→ **The task**
Sift the material for lines containing "rise", and return them.

=== Listed entries ===

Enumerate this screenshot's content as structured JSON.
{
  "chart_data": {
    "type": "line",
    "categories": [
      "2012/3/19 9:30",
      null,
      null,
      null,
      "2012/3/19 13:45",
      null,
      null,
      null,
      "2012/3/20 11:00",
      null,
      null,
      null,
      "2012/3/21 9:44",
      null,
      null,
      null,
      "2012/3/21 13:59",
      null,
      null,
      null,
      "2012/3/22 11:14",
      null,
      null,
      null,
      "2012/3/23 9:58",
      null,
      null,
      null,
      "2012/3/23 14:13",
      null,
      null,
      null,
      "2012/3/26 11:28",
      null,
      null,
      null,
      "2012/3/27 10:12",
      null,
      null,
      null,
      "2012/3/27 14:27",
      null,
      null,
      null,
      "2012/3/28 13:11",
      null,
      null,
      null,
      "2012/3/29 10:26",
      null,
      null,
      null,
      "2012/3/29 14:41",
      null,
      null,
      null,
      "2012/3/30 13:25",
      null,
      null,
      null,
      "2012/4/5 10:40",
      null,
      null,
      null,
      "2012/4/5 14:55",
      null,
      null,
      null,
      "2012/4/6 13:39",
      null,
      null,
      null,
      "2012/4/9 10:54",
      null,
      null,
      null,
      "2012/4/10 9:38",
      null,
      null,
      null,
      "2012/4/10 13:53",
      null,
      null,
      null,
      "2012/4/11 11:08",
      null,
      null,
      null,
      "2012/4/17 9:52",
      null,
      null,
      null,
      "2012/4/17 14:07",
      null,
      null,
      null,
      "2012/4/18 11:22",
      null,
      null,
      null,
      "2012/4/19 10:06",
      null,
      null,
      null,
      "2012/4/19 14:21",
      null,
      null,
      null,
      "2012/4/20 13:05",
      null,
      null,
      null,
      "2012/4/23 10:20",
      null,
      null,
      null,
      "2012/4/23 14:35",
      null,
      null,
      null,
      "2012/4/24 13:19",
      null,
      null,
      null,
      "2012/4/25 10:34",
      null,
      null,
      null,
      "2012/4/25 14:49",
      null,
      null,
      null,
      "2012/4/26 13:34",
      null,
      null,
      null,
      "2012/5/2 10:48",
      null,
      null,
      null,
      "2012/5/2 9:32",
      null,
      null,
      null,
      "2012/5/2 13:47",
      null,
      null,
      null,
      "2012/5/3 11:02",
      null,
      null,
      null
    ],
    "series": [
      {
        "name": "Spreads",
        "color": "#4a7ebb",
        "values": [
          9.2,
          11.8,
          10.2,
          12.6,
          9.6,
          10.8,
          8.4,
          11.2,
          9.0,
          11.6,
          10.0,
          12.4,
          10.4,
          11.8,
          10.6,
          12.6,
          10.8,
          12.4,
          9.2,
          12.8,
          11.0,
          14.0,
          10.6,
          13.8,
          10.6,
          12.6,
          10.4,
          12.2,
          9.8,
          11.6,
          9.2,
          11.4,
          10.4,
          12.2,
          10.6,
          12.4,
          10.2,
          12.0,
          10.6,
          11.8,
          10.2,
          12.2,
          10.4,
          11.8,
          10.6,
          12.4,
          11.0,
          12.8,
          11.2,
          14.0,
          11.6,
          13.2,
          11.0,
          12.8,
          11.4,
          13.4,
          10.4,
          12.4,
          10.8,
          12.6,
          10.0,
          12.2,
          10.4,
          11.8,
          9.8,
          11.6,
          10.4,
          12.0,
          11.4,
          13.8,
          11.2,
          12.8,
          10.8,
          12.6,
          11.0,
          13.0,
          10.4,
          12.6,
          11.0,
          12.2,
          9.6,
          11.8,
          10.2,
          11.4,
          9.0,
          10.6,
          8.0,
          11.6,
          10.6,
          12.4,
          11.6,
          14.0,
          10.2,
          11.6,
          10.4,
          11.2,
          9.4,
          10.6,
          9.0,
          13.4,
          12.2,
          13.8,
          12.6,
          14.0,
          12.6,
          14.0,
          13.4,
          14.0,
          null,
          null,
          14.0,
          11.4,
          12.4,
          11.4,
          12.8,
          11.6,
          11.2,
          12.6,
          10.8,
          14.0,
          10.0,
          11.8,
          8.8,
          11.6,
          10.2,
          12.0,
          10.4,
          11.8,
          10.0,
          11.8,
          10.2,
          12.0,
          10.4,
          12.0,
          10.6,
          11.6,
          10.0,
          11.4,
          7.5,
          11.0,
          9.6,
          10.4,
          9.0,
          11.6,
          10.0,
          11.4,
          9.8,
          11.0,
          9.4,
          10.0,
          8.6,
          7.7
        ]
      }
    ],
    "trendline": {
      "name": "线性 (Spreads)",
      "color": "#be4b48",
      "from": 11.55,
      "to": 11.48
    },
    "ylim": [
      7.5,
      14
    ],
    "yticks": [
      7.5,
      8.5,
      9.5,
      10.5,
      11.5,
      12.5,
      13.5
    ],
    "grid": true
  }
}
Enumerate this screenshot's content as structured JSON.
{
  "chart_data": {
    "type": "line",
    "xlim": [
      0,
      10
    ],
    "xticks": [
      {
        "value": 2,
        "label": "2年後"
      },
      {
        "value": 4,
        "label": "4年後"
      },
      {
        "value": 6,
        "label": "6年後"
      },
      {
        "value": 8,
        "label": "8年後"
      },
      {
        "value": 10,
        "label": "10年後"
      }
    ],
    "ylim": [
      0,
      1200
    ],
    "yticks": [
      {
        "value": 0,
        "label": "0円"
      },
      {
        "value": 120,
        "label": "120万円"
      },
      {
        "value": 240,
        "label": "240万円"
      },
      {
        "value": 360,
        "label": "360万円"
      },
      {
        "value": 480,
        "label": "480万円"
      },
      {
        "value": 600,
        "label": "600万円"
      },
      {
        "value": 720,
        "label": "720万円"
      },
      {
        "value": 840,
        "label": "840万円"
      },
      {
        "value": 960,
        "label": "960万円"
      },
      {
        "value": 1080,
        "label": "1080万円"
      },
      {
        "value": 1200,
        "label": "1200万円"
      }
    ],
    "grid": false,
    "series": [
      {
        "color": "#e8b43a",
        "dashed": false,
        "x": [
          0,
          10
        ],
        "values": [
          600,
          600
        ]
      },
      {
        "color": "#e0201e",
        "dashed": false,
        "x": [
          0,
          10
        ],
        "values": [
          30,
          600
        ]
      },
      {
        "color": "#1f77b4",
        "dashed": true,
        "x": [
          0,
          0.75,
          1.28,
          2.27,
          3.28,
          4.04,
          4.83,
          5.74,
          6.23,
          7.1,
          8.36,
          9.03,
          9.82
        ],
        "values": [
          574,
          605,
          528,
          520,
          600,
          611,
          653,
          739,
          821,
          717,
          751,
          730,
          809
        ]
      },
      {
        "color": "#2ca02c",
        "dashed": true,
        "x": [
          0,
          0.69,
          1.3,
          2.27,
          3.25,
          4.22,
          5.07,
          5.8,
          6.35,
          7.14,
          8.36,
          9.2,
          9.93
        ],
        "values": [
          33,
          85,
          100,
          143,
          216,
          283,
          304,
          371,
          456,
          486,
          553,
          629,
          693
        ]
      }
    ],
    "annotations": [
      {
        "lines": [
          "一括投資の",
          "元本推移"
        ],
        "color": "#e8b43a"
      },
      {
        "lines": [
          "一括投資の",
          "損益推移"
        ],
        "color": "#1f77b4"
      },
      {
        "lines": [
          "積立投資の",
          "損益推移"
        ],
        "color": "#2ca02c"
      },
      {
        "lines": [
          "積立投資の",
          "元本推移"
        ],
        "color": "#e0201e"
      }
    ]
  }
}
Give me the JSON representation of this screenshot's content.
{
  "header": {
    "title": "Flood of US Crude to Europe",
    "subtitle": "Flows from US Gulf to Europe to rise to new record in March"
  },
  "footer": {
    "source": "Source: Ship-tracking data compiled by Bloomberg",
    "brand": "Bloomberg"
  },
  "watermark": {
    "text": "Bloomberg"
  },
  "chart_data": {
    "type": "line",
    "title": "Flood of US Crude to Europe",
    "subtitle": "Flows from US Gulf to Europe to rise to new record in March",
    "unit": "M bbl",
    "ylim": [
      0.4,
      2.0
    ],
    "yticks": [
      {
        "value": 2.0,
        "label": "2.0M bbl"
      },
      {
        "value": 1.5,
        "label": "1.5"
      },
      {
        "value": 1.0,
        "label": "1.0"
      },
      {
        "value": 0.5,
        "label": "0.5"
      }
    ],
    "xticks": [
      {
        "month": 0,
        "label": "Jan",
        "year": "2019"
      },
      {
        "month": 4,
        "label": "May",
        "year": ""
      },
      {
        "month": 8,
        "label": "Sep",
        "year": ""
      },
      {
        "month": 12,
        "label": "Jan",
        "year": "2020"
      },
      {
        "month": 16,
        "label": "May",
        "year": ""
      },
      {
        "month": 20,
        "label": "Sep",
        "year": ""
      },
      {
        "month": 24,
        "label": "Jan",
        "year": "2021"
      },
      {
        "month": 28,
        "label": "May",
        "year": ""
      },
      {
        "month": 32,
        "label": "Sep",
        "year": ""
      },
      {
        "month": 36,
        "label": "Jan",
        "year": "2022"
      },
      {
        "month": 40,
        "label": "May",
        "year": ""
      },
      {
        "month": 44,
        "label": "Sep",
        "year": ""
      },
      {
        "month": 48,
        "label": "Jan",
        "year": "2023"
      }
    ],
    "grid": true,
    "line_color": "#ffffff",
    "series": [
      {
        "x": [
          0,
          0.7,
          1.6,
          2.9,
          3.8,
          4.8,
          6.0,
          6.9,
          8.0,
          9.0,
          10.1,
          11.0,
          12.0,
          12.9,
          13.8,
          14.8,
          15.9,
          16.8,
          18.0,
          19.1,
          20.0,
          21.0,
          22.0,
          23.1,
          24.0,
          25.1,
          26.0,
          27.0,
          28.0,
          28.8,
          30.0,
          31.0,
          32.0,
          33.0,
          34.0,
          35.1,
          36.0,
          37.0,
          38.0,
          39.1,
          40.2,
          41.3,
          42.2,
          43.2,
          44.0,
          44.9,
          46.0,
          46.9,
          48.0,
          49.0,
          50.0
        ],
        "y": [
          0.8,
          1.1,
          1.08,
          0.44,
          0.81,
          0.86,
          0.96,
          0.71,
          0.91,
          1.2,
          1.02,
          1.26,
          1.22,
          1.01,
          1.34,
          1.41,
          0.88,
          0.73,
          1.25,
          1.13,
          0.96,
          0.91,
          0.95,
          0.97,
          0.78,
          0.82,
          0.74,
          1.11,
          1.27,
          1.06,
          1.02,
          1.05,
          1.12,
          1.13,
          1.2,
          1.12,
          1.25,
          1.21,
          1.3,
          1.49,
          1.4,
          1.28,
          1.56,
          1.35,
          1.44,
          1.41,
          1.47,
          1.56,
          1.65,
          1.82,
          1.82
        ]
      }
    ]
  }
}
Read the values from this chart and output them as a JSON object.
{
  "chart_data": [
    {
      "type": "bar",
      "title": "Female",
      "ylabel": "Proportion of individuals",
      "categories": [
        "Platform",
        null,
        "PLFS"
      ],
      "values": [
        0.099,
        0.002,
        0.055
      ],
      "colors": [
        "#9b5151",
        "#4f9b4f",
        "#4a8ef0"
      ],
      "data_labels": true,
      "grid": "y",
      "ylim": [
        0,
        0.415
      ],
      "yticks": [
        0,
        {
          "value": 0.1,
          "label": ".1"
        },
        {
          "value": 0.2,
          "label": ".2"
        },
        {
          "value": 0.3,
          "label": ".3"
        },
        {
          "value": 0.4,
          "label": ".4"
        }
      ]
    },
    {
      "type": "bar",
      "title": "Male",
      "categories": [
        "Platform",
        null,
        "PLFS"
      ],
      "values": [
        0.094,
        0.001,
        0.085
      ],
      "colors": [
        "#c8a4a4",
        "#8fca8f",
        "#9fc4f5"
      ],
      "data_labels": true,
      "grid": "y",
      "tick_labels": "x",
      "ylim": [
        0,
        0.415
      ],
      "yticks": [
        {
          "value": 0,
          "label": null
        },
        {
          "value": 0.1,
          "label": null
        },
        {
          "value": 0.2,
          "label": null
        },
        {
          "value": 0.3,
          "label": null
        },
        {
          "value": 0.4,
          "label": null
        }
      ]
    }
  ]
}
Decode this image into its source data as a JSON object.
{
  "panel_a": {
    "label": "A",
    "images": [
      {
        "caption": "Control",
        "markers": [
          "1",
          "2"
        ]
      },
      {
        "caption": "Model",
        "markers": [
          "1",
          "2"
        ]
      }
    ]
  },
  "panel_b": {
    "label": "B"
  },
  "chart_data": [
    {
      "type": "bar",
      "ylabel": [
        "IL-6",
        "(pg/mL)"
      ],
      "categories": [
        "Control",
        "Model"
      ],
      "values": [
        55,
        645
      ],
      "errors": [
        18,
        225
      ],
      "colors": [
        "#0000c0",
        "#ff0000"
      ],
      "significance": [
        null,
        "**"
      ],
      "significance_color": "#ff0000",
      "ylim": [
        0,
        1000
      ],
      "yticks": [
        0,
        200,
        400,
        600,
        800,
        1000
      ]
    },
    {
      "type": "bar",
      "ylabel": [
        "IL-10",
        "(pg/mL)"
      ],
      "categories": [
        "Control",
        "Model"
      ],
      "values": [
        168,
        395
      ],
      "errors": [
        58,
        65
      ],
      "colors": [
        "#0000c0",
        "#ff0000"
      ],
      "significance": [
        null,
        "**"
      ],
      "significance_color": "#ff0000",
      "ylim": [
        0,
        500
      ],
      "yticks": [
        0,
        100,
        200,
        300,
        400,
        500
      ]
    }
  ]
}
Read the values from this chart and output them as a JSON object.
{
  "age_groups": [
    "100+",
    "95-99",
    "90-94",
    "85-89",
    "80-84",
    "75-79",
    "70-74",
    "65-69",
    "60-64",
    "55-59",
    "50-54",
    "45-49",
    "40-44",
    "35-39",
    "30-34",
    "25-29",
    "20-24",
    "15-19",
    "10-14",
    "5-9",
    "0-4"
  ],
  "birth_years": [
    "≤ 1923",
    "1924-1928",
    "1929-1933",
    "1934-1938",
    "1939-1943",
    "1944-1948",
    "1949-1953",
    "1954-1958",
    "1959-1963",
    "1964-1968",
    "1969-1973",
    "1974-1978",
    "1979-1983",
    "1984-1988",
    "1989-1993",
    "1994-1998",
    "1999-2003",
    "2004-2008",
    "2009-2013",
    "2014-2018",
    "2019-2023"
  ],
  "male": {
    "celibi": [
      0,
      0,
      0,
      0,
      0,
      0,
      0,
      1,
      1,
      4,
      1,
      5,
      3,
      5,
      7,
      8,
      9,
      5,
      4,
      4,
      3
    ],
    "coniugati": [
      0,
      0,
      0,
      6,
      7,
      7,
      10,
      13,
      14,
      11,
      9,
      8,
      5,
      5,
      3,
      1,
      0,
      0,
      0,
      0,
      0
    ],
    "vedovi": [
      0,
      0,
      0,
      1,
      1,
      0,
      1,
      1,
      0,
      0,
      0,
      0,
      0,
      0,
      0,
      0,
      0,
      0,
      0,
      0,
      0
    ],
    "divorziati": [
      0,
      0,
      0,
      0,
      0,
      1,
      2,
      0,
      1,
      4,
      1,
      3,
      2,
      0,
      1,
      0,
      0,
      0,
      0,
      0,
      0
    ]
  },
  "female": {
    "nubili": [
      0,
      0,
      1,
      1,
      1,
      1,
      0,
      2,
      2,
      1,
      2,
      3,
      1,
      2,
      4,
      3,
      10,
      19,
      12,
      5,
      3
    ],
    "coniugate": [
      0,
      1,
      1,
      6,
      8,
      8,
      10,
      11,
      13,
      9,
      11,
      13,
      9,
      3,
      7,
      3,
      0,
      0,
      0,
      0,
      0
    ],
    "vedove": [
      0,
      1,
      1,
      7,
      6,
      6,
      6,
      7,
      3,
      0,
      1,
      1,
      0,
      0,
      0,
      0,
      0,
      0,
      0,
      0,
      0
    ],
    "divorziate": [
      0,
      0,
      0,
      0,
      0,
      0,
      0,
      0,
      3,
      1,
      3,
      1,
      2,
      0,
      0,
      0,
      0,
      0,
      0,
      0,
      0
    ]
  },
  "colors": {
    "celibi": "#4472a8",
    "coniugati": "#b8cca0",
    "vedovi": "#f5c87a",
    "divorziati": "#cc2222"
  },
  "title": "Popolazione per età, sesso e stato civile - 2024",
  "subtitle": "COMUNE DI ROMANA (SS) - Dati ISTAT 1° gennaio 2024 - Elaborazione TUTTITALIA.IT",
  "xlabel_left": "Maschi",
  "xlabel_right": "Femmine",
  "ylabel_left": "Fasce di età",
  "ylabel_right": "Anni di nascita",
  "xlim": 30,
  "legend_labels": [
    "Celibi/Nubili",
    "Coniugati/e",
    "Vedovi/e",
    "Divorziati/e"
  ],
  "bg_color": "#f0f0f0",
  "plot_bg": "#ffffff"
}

===

→ **Solution to this problem**
    "subtitle": "Flows from US Gulf to Europe to rise to new record in March"
    "subtitle": "Flows from US Gulf to Europe to rise to new record in March",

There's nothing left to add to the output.